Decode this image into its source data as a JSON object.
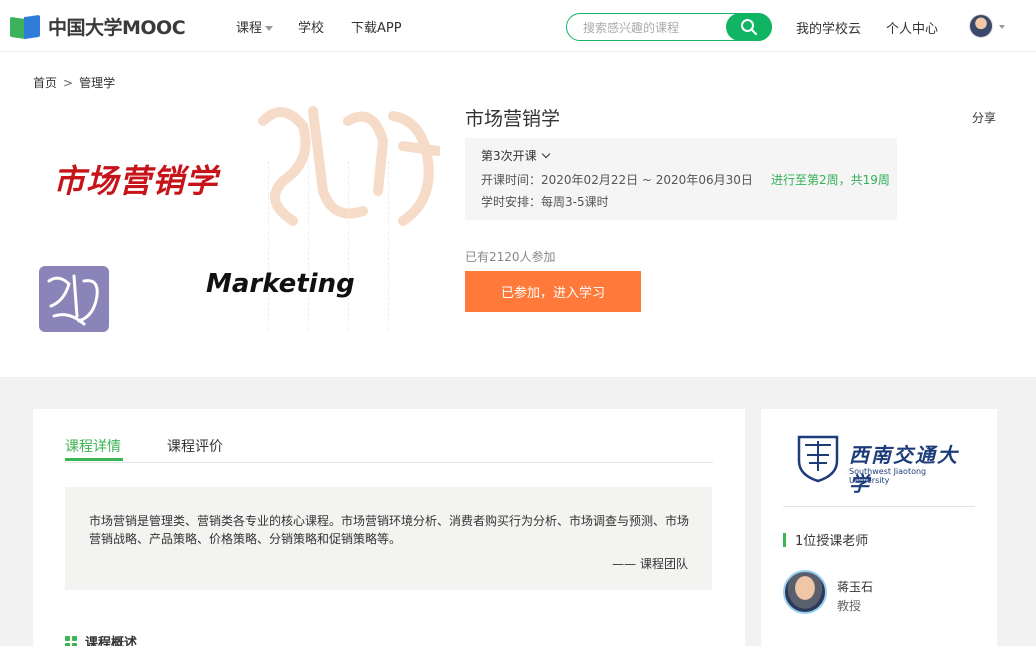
{
  "header": {
    "logo_text": "中国大学MOOC",
    "nav": {
      "courses": "课程",
      "schools": "学校",
      "download": "下载APP"
    },
    "search_placeholder": "搜索感兴趣的课程",
    "my_school_cloud": "我的学校云",
    "personal_center": "个人中心"
  },
  "breadcrumb": {
    "home": "首页",
    "separator": ">",
    "category": "管理学"
  },
  "course_image": {
    "cn_title": "市场营销学",
    "en_title": "Marketing"
  },
  "course": {
    "title": "市场营销学",
    "share": "分享",
    "term": "第3次开课",
    "time_label": "开课时间：",
    "time_value": "2020年02月22日 ~ 2020年06月30日",
    "progress": "进行至第2周，共19周",
    "hours_label": "学时安排：",
    "hours_value": "每周3-5课时",
    "enrolled": "已有2120人参加",
    "join_button": "已参加，进入学习"
  },
  "tabs": {
    "details": "课程详情",
    "reviews": "课程评价"
  },
  "description": {
    "text": "市场营销是管理类、营销类各专业的核心课程。市场营销环境分析、消费者购买行为分析、市场调查与预测、市场营销战略、产品策略、价格策略、分销策略和促销策略等。",
    "by": "—— 课程团队"
  },
  "overview_title": "课程概述",
  "school": {
    "name_cn": "西南交通大学",
    "name_en": "Southwest Jiaotong University"
  },
  "teachers": {
    "title": "1位授课老师",
    "list": [
      {
        "name": "蒋玉石",
        "role": "教授"
      }
    ]
  },
  "colors": {
    "brand_green": "#10b564",
    "accent_orange": "#ff7a3a",
    "tab_green": "#3cb554"
  }
}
===============
• _Written task_: Extract all the entries word for word; omit any pictures.

• _Correct answer_:
Decode this image into its source data as a JSON object.
{
  "header": {
    "logo_text": "中国大学MOOC",
    "nav": {
      "courses": "课程",
      "schools": "学校",
      "download": "下载APP"
    },
    "search_placeholder": "搜索感兴趣的课程",
    "my_school_cloud": "我的学校云",
    "personal_center": "个人中心"
  },
  "breadcrumb": {
    "home": "首页",
    "separator": ">",
    "category": "管理学"
  },
  "course_image": {
    "cn_title": "市场营销学",
    "en_title": "Marketing"
  },
  "course": {
    "title": "市场营销学",
    "share": "分享",
    "term": "第3次开课",
    "time_label": "开课时间：",
    "time_value": "2020年02月22日 ~ 2020年06月30日",
    "progress": "进行至第2周，共19周",
    "hours_label": "学时安排：",
    "hours_value": "每周3-5课时",
    "enrolled": "已有2120人参加",
    "join_button": "已参加，进入学习"
  },
  "tabs": {
    "details": "课程详情",
    "reviews": "课程评价"
  },
  "description": {
    "text": "市场营销是管理类、营销类各专业的核心课程。市场营销环境分析、消费者购买行为分析、市场调查与预测、市场营销战略、产品策略、价格策略、分销策略和促销策略等。",
    "by": "—— 课程团队"
  },
  "overview_title": "课程概述",
  "school": {
    "name_cn": "西南交通大学",
    "name_en": "Southwest Jiaotong University"
  },
  "teachers": {
    "title": "1位授课老师",
    "list": [
      {
        "name": "蒋玉石",
        "role": "教授"
      }
    ]
  },
  "colors": {
    "brand_green": "#10b564",
    "accent_orange": "#ff7a3a",
    "tab_green": "#3cb554"
  }
}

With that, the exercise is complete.